Na noite de 16 de abril de 1996, ocorre o levantamento do acampamento na PR-158, para se instalarem num lugar estratégico conhecido como “Buraco”, localizado entre os municípios de Saudade do Iguaçu e Laranjeiras do Sul, terras essas pertencentes à Fazenda Giacomet Marodim, que faziam parte de uma Reserva Ambiental, localizado no município de Rio Bonito do Iguaçu.

A chegada no Buraco significou a vitória para os integrantes do MST, pois estavam mais perto de realizarem seus objetivos. Mas as dificuldades continuaram dentro do acampamento, pois era época de inverno e fazia um frio rigoroso. Como moravam em barracos feitos por lonas pretas, a noite o frio era mais intenso e o orvalho fazia tudo ficar mais difícil, deixando as cobertas molhadas.

As crianças eram as que mais sofriam, pois o local para tomar banho era o rio Xagu, além da desnutrição e a precária assistência médica que existia no ano no município, a falta de saneamento básico era o que mais provocava as doenças infantis. Uma alternativa usada para combater a mortalidade infantil na época, foi às complementações alimentares, feitas por entidades como a Pastoral da Criança, as quais produziam remédios alternativos naturais, feitos através de chás para curar algumas doenças.

Muitas eram as dificuldades encontradas por essas pessoas, a exclusão social era também um dos maiores fatores encontrados por eles, a sociedade propagava uma visão preconceituosa contra eles, a luta pela sobrevivência assim ficava cada vez mais difícil e humilhante. Nesse período houve no local a vinda de vários representantes políticos como governadores, senadores, deputados e representantes do MST.

O acampamento, então, muda-se para a sede da fazenda Giacomet Marodim onde foi necessário que o povo tivesse uma vida mais digna durante aquele momento, pois não existia um local adequado de moradia e plantação no Buraco, as famílias não conseguiam empregos, pois eram tratados como baderneiros por várias pessoas do município. Assim ficaram três meses acampados no Buraco. A demora do resultado levou os companheiros a decidirem à ocupação. Como encontra-se no MST (1999) os companheiros de luta se reuniram em assembleia e decidiram ocupar a sede da fazenda.

**Detalhes da tarefa**.
Retome o trecho sobre o acampamento do MST no Buraco a partir do ponto em que ele para. O material abaixo não tem relação com o trecho sobre o acampamento.

**Trechos do conjunto de dados**.
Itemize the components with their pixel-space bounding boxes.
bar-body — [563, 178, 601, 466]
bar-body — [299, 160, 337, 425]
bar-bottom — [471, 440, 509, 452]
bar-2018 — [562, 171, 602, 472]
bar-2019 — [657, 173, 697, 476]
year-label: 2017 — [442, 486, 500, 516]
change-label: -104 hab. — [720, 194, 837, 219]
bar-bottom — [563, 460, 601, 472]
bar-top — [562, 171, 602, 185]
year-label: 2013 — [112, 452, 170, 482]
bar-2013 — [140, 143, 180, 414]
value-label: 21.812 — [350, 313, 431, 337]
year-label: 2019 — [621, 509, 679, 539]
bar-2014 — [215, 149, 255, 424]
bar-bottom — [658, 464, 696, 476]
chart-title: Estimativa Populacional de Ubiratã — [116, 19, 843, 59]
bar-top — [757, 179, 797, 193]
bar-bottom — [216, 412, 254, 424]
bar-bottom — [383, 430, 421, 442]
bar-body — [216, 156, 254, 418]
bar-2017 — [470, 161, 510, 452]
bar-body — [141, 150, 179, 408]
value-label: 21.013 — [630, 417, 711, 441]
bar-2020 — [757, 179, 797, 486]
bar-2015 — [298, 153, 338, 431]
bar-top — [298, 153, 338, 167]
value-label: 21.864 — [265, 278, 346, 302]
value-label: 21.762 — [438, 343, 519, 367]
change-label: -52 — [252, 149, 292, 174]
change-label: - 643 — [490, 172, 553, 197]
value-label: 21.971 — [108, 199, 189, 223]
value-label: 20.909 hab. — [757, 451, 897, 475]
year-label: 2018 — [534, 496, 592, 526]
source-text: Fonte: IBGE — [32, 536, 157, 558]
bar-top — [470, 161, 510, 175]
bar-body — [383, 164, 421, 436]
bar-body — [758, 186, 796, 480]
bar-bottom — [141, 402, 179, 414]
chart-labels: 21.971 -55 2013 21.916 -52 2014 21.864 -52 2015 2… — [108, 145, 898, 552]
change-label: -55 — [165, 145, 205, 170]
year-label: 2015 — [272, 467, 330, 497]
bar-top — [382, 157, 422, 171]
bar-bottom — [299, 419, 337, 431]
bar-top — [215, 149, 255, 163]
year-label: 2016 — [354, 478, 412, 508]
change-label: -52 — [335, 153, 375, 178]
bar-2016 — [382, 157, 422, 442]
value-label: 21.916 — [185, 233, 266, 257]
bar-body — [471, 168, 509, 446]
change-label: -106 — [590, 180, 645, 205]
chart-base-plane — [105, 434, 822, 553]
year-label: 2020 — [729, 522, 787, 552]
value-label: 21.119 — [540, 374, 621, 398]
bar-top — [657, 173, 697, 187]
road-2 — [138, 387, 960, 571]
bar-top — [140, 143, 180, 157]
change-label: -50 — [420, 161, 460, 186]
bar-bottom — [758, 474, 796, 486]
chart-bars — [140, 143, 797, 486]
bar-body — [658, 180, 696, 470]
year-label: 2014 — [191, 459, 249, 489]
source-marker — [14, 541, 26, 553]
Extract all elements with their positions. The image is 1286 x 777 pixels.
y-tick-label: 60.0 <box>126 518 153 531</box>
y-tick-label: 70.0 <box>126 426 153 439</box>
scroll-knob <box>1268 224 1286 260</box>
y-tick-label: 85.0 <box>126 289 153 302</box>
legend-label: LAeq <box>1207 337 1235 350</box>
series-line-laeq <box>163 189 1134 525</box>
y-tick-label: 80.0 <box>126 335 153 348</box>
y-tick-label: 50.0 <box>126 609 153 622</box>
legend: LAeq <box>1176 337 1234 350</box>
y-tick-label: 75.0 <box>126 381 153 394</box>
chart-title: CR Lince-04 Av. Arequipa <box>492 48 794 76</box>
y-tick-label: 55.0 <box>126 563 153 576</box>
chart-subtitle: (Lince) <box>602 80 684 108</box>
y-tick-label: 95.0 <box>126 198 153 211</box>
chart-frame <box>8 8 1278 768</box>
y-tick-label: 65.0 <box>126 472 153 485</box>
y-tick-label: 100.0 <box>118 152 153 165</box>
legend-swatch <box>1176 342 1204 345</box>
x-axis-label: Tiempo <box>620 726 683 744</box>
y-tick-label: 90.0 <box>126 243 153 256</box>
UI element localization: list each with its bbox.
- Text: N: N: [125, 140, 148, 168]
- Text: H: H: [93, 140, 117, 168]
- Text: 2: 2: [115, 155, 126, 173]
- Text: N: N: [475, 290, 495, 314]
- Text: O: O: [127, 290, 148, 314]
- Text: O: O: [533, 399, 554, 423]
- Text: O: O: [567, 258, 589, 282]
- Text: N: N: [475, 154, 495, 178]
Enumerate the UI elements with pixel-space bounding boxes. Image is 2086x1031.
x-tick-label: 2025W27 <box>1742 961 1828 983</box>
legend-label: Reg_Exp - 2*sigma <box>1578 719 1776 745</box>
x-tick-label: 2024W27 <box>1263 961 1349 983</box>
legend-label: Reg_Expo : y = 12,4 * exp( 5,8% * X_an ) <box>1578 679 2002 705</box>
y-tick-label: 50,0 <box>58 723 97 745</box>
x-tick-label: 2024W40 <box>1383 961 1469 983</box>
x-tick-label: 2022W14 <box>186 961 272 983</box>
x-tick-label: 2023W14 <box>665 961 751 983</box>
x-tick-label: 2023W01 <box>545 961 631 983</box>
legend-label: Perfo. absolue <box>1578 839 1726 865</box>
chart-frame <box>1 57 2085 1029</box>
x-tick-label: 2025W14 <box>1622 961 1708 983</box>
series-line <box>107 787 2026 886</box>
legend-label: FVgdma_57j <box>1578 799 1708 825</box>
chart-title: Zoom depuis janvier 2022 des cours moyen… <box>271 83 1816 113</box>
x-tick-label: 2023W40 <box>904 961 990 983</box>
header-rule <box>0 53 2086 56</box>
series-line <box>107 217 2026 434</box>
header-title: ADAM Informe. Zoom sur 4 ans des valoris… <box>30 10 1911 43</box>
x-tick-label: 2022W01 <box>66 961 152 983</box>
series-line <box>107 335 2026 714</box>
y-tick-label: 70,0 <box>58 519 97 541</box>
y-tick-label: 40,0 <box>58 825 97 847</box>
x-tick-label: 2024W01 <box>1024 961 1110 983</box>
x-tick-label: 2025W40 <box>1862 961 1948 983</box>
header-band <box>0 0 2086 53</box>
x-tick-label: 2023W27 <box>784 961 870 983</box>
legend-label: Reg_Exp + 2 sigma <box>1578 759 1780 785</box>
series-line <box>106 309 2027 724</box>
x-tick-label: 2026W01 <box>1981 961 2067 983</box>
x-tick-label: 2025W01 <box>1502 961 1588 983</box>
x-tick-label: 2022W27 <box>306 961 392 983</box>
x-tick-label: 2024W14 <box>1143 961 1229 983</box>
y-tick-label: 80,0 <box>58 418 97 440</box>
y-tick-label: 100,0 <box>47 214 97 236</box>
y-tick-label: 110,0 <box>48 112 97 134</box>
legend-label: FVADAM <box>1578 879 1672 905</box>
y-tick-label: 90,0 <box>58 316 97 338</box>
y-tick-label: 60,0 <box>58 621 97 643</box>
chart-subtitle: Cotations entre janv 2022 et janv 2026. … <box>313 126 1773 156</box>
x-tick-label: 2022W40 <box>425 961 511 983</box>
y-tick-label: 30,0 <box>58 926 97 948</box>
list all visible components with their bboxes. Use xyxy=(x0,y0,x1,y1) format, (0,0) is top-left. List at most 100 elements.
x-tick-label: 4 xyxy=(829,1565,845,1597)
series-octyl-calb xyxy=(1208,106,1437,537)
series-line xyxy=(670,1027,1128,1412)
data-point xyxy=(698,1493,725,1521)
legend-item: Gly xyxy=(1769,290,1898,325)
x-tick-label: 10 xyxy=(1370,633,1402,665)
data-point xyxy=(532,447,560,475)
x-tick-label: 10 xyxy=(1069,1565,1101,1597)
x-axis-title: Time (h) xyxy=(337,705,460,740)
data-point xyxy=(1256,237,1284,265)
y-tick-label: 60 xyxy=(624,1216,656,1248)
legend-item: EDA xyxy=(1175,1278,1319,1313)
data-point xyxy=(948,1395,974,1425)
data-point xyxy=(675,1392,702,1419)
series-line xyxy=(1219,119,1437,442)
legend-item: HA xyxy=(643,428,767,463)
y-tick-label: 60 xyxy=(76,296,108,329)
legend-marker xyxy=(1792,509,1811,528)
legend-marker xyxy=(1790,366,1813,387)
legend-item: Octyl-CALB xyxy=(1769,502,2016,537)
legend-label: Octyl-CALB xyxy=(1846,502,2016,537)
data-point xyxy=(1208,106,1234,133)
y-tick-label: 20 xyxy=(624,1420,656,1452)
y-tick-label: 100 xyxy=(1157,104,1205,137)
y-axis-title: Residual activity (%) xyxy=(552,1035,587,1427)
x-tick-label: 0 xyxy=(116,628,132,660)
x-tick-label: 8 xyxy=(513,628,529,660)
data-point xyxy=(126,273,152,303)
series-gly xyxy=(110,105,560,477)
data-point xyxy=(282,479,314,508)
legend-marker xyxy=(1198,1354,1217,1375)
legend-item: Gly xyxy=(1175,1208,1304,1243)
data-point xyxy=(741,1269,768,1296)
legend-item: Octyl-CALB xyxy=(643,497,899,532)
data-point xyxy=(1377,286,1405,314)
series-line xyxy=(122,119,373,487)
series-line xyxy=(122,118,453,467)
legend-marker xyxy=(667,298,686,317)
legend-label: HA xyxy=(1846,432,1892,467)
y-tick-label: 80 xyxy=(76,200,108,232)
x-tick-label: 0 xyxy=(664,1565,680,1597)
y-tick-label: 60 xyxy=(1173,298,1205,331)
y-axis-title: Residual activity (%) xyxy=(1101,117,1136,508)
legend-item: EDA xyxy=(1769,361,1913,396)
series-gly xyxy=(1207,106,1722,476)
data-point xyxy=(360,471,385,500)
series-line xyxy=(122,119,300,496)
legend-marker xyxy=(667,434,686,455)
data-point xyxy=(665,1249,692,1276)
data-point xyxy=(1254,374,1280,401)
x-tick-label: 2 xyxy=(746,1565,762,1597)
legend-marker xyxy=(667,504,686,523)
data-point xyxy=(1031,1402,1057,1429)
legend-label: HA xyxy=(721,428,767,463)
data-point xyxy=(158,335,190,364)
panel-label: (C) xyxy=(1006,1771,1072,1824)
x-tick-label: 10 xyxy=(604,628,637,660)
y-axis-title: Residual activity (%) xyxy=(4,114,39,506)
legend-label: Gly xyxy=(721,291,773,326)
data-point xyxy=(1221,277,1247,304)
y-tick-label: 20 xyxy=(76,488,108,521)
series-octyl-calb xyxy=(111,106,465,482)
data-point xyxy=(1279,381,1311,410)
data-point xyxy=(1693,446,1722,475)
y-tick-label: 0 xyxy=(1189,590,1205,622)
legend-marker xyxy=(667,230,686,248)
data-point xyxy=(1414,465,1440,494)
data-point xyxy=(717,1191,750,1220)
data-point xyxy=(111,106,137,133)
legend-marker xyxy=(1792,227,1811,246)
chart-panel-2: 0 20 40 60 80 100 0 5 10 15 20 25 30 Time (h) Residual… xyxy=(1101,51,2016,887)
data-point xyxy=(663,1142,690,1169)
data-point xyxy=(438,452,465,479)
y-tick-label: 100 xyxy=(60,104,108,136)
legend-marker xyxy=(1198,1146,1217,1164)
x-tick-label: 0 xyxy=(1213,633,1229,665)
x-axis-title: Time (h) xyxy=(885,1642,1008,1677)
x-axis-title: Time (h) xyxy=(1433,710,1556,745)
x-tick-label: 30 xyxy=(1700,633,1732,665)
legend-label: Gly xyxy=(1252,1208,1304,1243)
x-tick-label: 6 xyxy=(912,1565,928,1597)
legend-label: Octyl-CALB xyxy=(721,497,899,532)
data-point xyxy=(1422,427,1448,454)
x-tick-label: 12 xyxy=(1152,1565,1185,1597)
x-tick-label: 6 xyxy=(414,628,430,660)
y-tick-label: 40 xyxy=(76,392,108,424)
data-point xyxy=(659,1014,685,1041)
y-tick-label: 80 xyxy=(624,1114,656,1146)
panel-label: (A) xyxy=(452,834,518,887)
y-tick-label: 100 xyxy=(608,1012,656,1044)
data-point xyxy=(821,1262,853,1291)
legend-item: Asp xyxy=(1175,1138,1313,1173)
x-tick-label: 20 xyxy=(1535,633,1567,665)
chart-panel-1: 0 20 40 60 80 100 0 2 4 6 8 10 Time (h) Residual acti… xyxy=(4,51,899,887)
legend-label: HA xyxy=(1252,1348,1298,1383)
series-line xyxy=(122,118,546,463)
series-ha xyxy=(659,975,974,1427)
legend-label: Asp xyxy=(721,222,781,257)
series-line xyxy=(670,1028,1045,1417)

**Resposta escrita**.
O deslocamento até a sede da fazenda foi de uma distância de 14 Km, ocorrendo no dia 29 de outubro de 1996. Assim, como as ocupações feitas em outras épocas, o lema era “é necessário plantar”. Nesse local, antes mesmo de haver as negociações para a reforma agrária, houve o cultivo de milho, feijão e verduras, o qual acontecia de forma coletiva e cooperativa. Existia nesse campo uma organização de 83 núcleos de trabalho, numa área de ocupação de 2.500 hectares. A desapropriação da primeira parte da fazenda foi de 16.852 hectares, o que levou 900 famílias a terem um local para poder plantar e melhorar suas vidas.

Essa desapropriação foi publicada no dia 16 de janeiro de 1997, com isso, o Instituto Nacional de Colonização da Reforma Agrária – INCRA resolve fazer um cadastramento próprio para assentar as 900 famílias. A divisão realizada pelo INCRA foi realizada por talhões, onde as famílias poderiam escolher seus lotes.

Depois de um ano, uma área de aproximadamente dez mil hectares foi desapropriada e as famílias excedentes puderam ser assentadas, neste período foram 601 famílias. O primeiro assentamento recebeu o nome de Ireno Alves dos Santos e o outro passou a denominar-se Marcos Freire.

Segundo a ideologia do MST não se muda uma sociedade e seu regime econômico apenas pela conquista da terra, mas certamente por um novo modelo de sistema educacional, voltado para os anseios de uma sociedade que foi excluída historicamente.

“Ninguém nasce odiando outra pessoa pela cor de sua pele, por sua origem ou ainda por sua religião. Para odiar, as pessoas precisam aprender, e se podem aprender a odiar, elas podem ser ensinadas a amar”. Nelson Mandela

Referências:

GALERA, I. Resgate da história dos Assentamentos Ireno Alves dos Santos e Marcos Freira em Rio Bonito do Iguaçu – Paraná. Monografia. Curitiba: UFPR, 2007.

MST. Construindo o Caminho. São Paulo, 2001.